Work to complete
Find how many lines in the data below mention "Advertising". Give the number only.

Information provided
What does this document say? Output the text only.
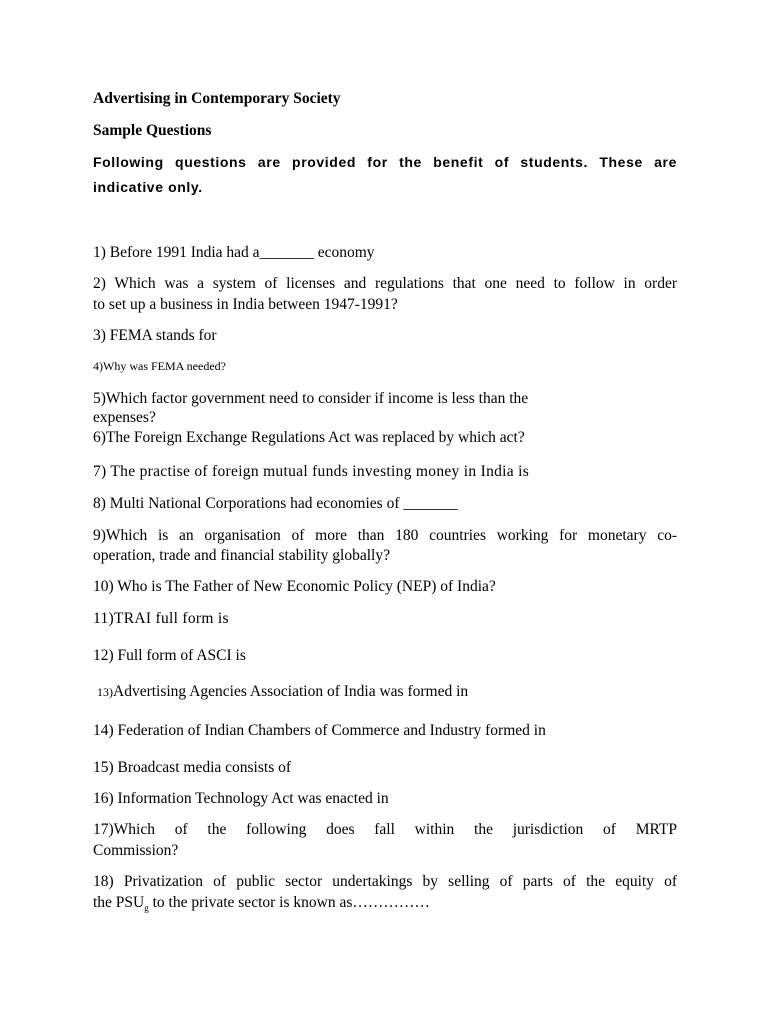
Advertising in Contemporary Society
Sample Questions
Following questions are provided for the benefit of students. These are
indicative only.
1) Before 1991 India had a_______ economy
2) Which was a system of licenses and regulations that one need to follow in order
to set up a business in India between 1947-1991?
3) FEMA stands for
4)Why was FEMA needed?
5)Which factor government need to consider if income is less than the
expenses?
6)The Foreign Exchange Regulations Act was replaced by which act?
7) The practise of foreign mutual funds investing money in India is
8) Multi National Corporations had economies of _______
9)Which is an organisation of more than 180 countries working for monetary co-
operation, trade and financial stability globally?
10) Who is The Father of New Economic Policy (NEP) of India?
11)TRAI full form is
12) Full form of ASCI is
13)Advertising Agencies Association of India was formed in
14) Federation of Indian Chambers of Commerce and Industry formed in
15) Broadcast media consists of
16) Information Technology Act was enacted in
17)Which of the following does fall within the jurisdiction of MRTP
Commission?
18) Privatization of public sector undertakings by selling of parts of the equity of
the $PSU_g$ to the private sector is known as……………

Problem solution
2